◆ Alıştırma Sorusu
Alıntı metin, Avrupa'nın ortalarında bağımsız devlet olarak yer alan ve giderek bir Alman birliği arayışına giren küçük ülkelere örnek olarak hangilerini sayıyor?

◆ Alıntı Metin
#####
Küresel emperyalizmin alt kimlikleri hortlatması sonrasında, ulus devletlerin hepsinde ciddi anlamada alt kimlikçilik sorunları ortaya çıkarak ülkeleri sarsmaya başlamıştır. Almanya Avrupa’nın en güçlü ülkesi olarak yeni bir politik döneme girerken Avrupa’nın ortalarında bağımsız devlet olarak yer alan Avusturya, Danimarka, Hollanda gibi küçük ülkeler giderek bir Alman birliği arayışı içine girmiştir. Almanya hem orta Avrupa Germen nüfusunun odak noktası konumuna gelmiş, hem de kendi devleti içinde diğer alt kimlikli vatandaşlarının hareket tarzları ile karşı karşıya gelmiştir. Orta Avrupa’nın Germen topluluklarına Almanya sahip çıkmaya çabalayarak, Avrupa kıtasının tam ortalarında, bu güçlü ülkenin artan işçi ve çalışan orta yaş kuşağı nesiller ihtiyacı, geleceğin dünyasında bir Büyük Almanya devletini Avrupa’nın tam ortalarında insanlığın karşısına çıkartabilecektir. Benzeri bir durum bugünün koşullarında Türkiye için de söz konusudur. Almanya Avrupa’nın ortalarında kendisinden kopmuş Germen toplulukları ile birlikte bir büyük devlet arayışı içine girerken, yeni Osmanlıcılık söylemleri ile de Osmanlı hinterlandında sahip birçok Türk asıllı topluluk ve ülke bugünkü dünya haritası üzerinde birlikte yaşamaktadırlar. Almanlar yıllarca Osmanlı uzantısı toplum ve devletlerin yönlendirmesini yaparak Çanakkale savaşı sonrasında yeni bir geniş alan hegemonyası ardında koşarken, Türkler böylesine bir emperyal oluşumun öncülüğünü yapmamışlardır. Türklerin sömürgecilik yapmamaları dünya barışı için olumlu bir örnek oluşturmuştur. Almanların komşuları üzerinden büyük bir Alman birliği oluşumunu kurmak istemelerini öne çıkarmıştır. Birinci dünya savaşı sırasında Osmanlı devletinin Almanya önderliğindeki orta alan askeri yapılanması, daha sonraki aşamada Macaristan, Bulgaristan ve Türkiye gibi Türk asıllı ülkelerin Anglo Sakson devlet ve toplumların saldırılarına karşı, Alman ve Türk asıllı toplum ve devletlerin birlikteliğini öne çıkarmıştır. Almanlar ve Türkler orta dünya devletleri ve ulusları olarak birinci cihan savaşında dayanışma içinde savunma yapmışlardır.
#####
◆ Sağlanan Veriler

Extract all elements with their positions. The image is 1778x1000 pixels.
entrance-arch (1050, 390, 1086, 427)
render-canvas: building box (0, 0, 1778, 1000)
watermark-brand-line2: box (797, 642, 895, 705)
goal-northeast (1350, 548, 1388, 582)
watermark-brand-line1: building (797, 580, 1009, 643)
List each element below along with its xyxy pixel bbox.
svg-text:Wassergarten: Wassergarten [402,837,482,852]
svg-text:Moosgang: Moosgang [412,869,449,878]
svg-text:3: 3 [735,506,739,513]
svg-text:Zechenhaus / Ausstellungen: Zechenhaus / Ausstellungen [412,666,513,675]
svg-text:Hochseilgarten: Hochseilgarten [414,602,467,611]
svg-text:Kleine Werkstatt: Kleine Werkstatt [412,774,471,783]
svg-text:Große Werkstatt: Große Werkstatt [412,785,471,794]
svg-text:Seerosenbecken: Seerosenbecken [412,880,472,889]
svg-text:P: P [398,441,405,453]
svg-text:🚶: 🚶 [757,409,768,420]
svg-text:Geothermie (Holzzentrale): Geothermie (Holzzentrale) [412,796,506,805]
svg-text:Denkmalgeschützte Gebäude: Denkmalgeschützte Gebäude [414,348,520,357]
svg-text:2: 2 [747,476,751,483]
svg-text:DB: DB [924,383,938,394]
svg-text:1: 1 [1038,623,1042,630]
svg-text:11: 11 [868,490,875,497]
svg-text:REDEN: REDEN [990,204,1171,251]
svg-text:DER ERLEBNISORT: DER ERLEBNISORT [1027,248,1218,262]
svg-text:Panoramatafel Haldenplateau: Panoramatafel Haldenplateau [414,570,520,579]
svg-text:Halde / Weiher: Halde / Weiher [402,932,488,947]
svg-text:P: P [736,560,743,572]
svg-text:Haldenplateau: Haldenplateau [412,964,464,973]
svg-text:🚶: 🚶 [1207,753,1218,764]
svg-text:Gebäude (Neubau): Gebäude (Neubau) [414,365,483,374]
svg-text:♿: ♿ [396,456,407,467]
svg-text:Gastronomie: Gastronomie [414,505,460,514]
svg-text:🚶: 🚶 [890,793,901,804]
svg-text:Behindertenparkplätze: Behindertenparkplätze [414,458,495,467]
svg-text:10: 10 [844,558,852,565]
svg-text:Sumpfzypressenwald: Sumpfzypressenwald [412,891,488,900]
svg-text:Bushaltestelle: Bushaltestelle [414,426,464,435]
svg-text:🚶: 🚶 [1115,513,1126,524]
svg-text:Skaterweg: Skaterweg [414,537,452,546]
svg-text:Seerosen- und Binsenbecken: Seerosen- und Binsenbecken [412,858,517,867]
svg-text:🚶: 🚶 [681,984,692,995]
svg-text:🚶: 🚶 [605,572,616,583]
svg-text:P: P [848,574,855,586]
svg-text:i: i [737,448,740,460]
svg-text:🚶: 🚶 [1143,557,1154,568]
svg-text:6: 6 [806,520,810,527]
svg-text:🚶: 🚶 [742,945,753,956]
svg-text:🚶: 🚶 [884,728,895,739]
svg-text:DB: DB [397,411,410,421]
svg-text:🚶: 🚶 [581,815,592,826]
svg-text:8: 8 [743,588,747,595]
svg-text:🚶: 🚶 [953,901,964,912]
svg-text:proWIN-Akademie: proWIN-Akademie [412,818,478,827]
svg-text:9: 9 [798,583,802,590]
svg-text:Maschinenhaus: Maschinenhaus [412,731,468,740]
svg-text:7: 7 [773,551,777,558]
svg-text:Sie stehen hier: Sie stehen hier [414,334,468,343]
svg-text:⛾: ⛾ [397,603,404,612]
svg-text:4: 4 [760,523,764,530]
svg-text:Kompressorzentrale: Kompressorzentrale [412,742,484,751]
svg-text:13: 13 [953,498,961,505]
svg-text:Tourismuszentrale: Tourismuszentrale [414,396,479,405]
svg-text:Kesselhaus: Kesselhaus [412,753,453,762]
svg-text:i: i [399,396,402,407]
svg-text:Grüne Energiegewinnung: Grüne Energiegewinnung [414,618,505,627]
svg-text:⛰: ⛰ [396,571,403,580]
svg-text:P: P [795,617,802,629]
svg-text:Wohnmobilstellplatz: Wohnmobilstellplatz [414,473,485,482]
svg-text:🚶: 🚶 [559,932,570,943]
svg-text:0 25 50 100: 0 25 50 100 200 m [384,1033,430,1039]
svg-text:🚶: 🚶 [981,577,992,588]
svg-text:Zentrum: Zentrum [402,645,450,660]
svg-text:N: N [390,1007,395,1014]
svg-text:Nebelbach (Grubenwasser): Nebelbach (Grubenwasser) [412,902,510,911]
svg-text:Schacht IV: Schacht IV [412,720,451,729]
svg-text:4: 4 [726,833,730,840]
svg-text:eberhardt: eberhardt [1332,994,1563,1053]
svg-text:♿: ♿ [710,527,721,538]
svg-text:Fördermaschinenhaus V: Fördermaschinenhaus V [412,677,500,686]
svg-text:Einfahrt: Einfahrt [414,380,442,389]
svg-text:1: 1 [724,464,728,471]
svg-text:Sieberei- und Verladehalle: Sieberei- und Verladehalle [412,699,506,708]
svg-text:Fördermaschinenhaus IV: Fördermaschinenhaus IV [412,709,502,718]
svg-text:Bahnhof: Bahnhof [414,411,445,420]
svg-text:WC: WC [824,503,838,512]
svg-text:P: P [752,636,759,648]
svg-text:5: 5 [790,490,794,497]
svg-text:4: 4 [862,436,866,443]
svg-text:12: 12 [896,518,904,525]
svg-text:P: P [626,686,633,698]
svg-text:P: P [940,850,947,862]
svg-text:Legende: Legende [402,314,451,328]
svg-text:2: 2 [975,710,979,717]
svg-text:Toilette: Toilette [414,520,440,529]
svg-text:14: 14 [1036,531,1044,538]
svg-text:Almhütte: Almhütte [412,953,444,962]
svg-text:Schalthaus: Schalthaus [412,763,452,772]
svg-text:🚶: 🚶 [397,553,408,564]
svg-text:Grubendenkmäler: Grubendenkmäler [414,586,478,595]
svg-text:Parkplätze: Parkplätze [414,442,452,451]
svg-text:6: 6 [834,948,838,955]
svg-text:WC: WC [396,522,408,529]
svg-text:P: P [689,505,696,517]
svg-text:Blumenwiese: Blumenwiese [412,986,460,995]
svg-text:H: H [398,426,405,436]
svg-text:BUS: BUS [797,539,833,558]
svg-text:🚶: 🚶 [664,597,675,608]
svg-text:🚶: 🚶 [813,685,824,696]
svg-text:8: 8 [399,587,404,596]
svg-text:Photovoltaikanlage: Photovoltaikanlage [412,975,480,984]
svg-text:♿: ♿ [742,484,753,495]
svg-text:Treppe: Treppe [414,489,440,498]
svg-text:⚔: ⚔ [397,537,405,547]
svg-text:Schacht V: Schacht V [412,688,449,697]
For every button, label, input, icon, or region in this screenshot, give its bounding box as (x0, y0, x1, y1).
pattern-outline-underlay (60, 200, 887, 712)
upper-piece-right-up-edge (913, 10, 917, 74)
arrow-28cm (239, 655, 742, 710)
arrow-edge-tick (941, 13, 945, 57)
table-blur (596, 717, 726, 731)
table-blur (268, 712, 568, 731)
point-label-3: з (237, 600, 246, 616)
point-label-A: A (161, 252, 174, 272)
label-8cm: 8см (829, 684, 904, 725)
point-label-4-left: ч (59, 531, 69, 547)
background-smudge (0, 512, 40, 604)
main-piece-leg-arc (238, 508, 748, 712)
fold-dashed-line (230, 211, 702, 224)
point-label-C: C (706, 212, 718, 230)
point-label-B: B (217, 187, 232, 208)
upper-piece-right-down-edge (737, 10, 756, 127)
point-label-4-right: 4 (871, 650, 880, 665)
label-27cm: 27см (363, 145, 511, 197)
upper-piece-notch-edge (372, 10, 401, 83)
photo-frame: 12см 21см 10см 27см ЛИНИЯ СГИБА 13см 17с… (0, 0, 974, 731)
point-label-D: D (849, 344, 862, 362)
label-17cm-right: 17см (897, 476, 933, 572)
#####
◆ Sorunun Çözümü
Avusturya, Danimarka ve Hollanda.